INSTRUCTION:
For the listing below, give the number of lines in which "JSON" occurs. Add nothing.

[Records from a collection of figures]
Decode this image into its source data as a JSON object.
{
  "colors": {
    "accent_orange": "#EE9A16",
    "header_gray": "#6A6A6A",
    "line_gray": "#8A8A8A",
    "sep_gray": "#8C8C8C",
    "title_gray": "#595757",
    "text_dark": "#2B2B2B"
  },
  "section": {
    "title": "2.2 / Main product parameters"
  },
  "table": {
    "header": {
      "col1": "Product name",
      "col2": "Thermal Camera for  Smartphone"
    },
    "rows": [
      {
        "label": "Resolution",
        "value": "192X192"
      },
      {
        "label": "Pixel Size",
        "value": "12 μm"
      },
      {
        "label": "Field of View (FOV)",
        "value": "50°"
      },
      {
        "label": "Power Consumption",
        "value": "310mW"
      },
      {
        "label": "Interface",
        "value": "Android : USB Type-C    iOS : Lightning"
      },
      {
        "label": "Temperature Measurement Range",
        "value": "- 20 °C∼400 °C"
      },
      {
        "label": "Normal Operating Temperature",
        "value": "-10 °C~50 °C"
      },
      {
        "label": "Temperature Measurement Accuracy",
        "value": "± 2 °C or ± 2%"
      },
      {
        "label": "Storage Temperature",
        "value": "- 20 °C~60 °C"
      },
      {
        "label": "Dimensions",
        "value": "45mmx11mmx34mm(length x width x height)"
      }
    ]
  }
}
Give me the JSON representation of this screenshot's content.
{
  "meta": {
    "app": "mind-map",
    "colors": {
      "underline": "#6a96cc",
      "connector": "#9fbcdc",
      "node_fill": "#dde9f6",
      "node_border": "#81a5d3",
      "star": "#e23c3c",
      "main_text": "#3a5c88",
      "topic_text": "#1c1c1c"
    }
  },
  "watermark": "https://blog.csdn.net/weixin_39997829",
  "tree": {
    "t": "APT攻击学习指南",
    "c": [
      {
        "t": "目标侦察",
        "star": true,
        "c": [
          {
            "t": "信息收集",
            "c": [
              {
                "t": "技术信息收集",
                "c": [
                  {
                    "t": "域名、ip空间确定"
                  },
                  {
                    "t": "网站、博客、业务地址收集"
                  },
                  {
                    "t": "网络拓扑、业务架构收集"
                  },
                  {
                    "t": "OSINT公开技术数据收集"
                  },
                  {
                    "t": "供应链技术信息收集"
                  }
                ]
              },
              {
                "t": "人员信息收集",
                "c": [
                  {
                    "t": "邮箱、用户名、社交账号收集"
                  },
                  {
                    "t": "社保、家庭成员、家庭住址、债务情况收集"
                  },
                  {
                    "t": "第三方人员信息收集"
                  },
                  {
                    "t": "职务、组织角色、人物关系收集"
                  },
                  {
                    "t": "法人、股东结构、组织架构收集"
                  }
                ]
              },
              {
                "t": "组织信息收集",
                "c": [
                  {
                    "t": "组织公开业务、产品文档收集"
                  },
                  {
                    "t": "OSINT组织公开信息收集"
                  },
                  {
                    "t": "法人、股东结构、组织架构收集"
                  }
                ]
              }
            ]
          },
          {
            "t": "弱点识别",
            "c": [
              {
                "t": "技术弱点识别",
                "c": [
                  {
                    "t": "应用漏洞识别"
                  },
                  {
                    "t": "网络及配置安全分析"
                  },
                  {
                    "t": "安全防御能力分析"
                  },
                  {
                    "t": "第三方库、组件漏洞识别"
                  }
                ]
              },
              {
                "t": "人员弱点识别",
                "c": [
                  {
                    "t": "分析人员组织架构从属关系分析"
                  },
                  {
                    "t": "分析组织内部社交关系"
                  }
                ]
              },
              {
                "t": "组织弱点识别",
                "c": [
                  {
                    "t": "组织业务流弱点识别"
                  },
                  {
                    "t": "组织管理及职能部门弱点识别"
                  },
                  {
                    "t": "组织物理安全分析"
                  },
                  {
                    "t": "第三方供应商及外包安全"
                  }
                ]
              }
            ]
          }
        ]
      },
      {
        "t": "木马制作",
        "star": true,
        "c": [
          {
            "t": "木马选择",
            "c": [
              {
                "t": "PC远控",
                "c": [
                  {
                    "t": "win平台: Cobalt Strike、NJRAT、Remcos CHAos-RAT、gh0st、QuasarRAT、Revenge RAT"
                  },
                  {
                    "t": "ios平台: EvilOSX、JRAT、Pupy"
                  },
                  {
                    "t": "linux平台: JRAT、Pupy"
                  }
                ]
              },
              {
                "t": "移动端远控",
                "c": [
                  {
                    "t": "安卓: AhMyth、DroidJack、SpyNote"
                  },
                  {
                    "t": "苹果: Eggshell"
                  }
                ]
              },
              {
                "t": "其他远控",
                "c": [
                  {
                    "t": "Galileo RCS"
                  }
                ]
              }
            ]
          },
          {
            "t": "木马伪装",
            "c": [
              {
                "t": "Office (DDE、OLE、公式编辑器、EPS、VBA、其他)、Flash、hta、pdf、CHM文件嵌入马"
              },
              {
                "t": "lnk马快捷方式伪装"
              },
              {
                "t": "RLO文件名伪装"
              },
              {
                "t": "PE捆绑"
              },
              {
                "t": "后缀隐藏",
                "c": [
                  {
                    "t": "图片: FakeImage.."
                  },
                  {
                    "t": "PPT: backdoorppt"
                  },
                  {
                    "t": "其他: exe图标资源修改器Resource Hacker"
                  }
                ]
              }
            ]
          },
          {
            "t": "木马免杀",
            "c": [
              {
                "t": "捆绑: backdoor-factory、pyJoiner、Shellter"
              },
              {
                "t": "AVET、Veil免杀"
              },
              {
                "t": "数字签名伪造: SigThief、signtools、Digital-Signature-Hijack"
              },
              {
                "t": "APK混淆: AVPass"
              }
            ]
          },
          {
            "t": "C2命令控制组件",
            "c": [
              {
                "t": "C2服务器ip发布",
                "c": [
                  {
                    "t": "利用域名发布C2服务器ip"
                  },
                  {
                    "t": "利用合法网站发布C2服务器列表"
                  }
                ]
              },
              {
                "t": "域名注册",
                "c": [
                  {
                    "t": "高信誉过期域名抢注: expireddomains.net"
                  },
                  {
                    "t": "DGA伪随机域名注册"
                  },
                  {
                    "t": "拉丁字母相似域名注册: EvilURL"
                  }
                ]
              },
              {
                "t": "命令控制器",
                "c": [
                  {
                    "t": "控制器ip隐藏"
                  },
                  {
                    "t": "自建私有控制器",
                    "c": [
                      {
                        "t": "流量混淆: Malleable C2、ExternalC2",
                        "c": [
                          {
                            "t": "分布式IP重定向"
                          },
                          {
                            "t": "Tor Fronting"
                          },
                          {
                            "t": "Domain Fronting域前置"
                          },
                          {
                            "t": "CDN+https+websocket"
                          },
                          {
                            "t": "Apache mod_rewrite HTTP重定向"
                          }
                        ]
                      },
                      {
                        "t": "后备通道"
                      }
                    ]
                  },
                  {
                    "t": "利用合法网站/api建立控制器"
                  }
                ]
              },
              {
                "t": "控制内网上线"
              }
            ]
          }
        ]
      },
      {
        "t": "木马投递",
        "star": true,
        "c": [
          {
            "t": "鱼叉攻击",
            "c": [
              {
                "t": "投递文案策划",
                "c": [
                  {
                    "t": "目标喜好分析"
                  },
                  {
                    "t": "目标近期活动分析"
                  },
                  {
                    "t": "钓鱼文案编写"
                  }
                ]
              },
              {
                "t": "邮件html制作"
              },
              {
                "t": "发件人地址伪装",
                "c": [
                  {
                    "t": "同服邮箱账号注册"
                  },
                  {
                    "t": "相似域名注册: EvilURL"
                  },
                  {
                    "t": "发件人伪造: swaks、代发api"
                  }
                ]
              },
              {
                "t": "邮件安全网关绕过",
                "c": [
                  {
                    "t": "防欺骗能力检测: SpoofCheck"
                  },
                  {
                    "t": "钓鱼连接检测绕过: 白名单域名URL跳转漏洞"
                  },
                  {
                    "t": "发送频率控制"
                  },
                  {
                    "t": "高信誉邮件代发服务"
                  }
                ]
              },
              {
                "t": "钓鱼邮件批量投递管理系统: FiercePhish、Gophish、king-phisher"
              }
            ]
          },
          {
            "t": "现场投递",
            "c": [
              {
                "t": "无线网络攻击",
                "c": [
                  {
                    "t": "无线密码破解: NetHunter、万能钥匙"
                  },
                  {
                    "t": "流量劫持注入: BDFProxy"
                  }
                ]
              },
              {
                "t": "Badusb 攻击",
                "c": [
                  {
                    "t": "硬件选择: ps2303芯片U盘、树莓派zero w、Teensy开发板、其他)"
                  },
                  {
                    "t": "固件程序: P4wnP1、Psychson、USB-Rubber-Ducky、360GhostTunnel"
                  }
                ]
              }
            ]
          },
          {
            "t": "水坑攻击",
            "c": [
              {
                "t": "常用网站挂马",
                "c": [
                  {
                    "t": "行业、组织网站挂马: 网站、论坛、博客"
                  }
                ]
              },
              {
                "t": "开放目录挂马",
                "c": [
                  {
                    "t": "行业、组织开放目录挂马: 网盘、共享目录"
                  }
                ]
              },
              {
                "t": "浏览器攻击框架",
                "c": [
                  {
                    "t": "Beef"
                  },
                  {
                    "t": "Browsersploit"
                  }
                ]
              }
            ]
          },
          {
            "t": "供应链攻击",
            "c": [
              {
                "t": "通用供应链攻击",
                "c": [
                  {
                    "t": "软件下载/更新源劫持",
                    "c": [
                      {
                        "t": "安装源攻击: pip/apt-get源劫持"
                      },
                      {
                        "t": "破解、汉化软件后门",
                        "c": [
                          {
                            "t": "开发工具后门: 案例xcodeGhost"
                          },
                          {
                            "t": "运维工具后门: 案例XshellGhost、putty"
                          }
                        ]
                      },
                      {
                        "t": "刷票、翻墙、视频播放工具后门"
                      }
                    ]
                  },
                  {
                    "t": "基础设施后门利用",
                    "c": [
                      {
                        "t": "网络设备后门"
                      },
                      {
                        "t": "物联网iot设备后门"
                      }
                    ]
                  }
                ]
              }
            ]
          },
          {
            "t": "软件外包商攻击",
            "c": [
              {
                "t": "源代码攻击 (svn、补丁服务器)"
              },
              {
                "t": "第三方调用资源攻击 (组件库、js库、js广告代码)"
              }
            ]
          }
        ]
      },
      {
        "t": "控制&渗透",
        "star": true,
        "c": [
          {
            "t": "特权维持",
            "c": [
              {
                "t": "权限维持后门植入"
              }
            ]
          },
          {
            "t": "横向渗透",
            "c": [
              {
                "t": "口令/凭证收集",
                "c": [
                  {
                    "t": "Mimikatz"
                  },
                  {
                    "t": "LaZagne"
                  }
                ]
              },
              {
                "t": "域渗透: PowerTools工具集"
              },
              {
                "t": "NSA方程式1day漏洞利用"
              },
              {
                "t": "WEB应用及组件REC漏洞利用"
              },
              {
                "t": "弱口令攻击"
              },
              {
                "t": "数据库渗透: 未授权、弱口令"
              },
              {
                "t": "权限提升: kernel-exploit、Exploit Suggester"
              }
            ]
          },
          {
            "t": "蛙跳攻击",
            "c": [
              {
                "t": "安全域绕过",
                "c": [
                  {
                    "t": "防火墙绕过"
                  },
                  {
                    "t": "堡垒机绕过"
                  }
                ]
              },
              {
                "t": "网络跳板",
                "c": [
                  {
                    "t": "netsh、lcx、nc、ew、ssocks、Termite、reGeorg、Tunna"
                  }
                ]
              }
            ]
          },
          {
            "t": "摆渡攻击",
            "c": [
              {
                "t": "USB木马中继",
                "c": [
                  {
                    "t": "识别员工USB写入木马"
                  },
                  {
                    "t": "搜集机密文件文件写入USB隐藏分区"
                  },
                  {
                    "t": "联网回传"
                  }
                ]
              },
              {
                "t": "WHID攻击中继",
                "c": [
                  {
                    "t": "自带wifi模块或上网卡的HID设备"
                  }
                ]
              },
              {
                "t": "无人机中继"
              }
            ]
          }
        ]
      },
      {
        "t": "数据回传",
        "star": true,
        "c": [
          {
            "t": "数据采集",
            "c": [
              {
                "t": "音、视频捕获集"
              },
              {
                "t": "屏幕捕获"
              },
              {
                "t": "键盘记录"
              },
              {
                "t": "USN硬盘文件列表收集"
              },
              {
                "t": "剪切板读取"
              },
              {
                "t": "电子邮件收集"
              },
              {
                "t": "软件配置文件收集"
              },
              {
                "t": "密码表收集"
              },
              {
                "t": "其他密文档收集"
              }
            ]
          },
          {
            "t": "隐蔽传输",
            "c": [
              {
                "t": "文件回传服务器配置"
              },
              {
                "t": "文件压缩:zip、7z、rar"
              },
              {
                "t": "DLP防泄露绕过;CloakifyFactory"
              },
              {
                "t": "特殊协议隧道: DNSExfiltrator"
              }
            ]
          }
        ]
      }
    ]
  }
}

FINISHED EXERCISE:
2